#### SET PROBLEM
Return all the data, word for word.

Items listed in a dataset:
::::

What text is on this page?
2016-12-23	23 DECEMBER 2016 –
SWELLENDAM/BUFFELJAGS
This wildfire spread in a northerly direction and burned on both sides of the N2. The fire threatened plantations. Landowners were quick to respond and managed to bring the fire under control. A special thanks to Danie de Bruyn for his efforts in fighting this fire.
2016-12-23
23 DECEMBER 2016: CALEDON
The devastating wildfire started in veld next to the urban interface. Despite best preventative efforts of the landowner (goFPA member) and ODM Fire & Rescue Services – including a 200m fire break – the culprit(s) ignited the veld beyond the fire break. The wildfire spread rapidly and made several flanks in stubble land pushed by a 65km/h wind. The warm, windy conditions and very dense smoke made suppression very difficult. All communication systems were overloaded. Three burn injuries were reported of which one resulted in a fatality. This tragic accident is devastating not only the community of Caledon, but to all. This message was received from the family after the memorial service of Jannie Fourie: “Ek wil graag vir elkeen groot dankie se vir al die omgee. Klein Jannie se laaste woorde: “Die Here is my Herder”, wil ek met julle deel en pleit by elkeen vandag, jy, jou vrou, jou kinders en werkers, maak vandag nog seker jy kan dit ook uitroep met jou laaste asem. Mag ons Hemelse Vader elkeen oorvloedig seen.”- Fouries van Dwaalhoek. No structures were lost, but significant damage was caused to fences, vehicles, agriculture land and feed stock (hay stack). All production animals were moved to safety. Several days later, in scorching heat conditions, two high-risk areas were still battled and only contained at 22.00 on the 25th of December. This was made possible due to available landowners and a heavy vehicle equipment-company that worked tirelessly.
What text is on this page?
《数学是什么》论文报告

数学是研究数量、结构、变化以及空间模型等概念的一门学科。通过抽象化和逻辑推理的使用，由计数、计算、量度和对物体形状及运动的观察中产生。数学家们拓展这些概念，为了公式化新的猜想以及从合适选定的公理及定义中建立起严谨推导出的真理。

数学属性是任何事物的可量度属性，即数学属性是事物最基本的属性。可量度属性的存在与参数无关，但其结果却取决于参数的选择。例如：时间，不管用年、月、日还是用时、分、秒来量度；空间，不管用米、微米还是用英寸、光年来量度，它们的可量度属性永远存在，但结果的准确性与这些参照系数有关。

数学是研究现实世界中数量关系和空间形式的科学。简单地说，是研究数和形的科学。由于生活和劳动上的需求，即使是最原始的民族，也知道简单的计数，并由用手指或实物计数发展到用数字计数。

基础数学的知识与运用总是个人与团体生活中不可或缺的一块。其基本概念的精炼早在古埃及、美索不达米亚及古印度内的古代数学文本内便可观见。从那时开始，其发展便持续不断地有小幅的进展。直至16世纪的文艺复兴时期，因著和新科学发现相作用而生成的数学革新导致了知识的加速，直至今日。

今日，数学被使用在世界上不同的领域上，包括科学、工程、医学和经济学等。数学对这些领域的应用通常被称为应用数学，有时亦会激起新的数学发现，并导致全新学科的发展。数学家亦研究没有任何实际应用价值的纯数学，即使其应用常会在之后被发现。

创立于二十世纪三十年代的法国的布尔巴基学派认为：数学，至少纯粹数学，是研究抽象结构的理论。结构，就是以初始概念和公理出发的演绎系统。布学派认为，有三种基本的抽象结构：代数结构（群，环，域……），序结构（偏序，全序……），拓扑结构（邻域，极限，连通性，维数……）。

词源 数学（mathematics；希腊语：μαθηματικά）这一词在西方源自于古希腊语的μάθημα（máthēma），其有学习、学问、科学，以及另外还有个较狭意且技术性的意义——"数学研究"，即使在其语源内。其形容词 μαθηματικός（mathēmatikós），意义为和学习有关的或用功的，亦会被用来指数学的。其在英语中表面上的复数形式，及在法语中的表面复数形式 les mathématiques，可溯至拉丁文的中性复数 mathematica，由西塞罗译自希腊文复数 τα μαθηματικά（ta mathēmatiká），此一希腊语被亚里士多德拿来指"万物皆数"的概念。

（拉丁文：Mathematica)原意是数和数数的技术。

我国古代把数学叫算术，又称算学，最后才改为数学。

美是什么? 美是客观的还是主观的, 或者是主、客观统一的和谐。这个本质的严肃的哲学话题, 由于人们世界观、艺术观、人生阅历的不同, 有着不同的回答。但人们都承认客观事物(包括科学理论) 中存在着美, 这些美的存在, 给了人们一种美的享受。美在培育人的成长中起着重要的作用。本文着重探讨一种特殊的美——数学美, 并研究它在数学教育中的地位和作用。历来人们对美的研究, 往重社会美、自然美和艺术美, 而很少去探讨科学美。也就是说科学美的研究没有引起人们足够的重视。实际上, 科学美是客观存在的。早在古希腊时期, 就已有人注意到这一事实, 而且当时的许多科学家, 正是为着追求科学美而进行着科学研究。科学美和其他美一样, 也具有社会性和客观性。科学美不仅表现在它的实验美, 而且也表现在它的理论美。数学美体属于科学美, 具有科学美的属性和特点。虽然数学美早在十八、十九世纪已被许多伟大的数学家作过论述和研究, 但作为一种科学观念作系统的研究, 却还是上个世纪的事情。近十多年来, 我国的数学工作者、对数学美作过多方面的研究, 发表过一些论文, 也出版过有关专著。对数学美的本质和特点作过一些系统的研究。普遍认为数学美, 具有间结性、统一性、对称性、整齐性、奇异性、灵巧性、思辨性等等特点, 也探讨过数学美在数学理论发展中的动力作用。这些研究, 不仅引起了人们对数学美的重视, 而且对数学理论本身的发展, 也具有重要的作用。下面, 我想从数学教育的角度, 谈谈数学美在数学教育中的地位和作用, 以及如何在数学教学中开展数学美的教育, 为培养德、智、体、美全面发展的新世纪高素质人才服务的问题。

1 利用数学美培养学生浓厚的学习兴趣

::::

#### PROBLEM SOLUTION
What text is on this page?
2016-12-23	23 DECEMBER 2016 –
SWELLENDAM/BUFFELJAGS
This wildfire spread in a northerly direction and burned on both sides of the N2. The fire threatened plantations. Landowners were quick to respond and managed to bring the fire under control. A special thanks to Danie de Bruyn for his efforts in fighting this fire.
2016-12-23
23 DECEMBER 2016: CALEDON
The devastating wildfire started in veld next to the urban interface. Despite best preventative efforts of the landowner (goFPA member) and ODM Fire & Rescue Services – including a 200m fire break – the culprit(s) ignited the veld beyond the fire break. The wildfire spread rapidly and made several flanks in stubble land pushed by a 65km/h wind. The warm, windy conditions and very dense smoke made suppression very difficult. All communication systems were overloaded. Three burn injuries were reported of which one resulted in a fatality. This tragic accident is devastating not only the community of Caledon, but to all. This message was received from the family after the memorial service of Jannie Fourie: “Ek wil graag vir elkeen groot dankie se vir al die omgee. Klein Jannie se laaste woorde: “Die Here is my Herder”, wil ek met julle deel en pleit by elkeen vandag, jy, jou vrou, jou kinders en werkers, maak vandag nog seker jy kan dit ook uitroep met jou laaste asem. Mag ons Hemelse Vader elkeen oorvloedig seen.”- Fouries van Dwaalhoek. No structures were lost, but significant damage was caused to fences, vehicles, agriculture land and feed stock (hay stack). All production animals were moved to safety. Several days later, in scorching heat conditions, two high-risk areas were still battled and only contained at 22.00 on the 25th of December. This was made possible due to available landowners and a heavy vehicle equipment-company that worked tirelessly.
What text is on this page?
《数学是什么》论文报告

数学是研究数量、结构、变化以及空间模型等概念的一门学科。通过抽象化和逻辑推理的使用，由计数、计算、量度和对物体形状及运动的观察中产生。数学家们拓展这些概念，为了公式化新的猜想以及从合适选定的公理及定义中建立起严谨推导出的真理。

数学属性是任何事物的可量度属性，即数学属性是事物最基本的属性。可量度属性的存在与参数无关，但其结果却取决于参数的选择。例如：时间，不管用年、月、日还是用时、分、秒来量度；空间，不管用米、微米还是用英寸、光年来量度，它们的可量度属性永远存在，但结果的准确性与这些参照系数有关。

数学是研究现实世界中数量关系和空间形式的科学。简单地说，是研究数和形的科学。由于生活和劳动上的需求，即使是最原始的民族，也知道简单的计数，并由用手指或实物计数发展到用数字计数。

基础数学的知识与运用总是个人与团体生活中不可或缺的一块。其基本概念的精炼早在古埃及、美索不达米亚及古印度内的古代数学文本内便可观见。从那时开始，其发展便持续不断地有小幅的进展。直至16世纪的文艺复兴时期，因著和新科学发现相作用而生成的数学革新导致了知识的加速，直至今日。

今日，数学被使用在世界上不同的领域上，包括科学、工程、医学和经济学等。数学对这些领域的应用通常被称为应用数学，有时亦会激起新的数学发现，并导致全新学科的发展。数学家亦研究没有任何实际应用价值的纯数学，即使其应用常会在之后被发现。

创立于二十世纪三十年代的法国的布尔巴基学派认为：数学，至少纯粹数学，是研究抽象结构的理论。结构，就是以初始概念和公理出发的演绎系统。布学派认为，有三种基本的抽象结构：代数结构（群，环，域……），序结构（偏序，全序……），拓扑结构（邻域，极限，连通性，维数……）。

词源 数学（mathematics；希腊语：μαθηματικά）这一词在西方源自于古希腊语的μάθημα（máthēma），其有学习、学问、科学，以及另外还有个较狭意且技术性的意义——"数学研究"，即使在其语源内。其形容词 μαθηματικός（mathēmatikós），意义为和学习有关的或用功的，亦会被用来指数学的。其在英语中表面上的复数形式，及在法语中的表面复数形式 les mathématiques，可溯至拉丁文的中性复数 mathematica，由西塞罗译自希腊文复数 τα μαθηματικά（ta mathēmatiká），此一希腊语被亚里士多德拿来指"万物皆数"的概念。

（拉丁文：Mathematica)原意是数和数数的技术。

我国古代把数学叫算术，又称算学，最后才改为数学。

美是什么? 美是客观的还是主观的, 或者是主、客观统一的和谐。这个本质的严肃的哲学话题, 由于人们世界观、艺术观、人生阅历的不同, 有着不同的回答。但人们都承认客观事物(包括科学理论) 中存在着美, 这些美的存在, 给了人们一种美的享受。美在培育人的成长中起着重要的作用。本文着重探讨一种特殊的美——数学美, 并研究它在数学教育中的地位和作用。历来人们对美的研究, 往重社会美、自然美和艺术美, 而很少去探讨科学美。也就是说科学美的研究没有引起人们足够的重视。实际上, 科学美是客观存在的。早在古希腊时期, 就已有人注意到这一事实, 而且当时的许多科学家, 正是为着追求科学美而进行着科学研究。科学美和其他美一样, 也具有社会性和客观性。科学美不仅表现在它的实验美, 而且也表现在它的理论美。数学美体属于科学美, 具有科学美的属性和特点。虽然数学美早在十八、十九世纪已被许多伟大的数学家作过论述和研究, 但作为一种科学观念作系统的研究, 却还是上个世纪的事情。近十多年来, 我国的数学工作者、对数学美作过多方面的研究, 发表过一些论文, 也出版过有关专著。对数学美的本质和特点作过一些系统的研究。普遍认为数学美, 具有间结性、统一性、对称性、整齐性、奇异性、灵巧性、思辨性等等特点, 也探讨过数学美在数学理论发展中的动力作用。这些研究, 不仅引起了人们对数学美的重视, 而且对数学理论本身的发展, 也具有重要的作用。下面, 我想从数学教育的角度, 谈谈数学美在数学教育中的地位和作用, 以及如何在数学教学中开展数学美的教育, 为培养德、智、体、美全面发展的新世纪高素质人才服务的问题。

1 利用数学美培养学生浓厚的学习兴趣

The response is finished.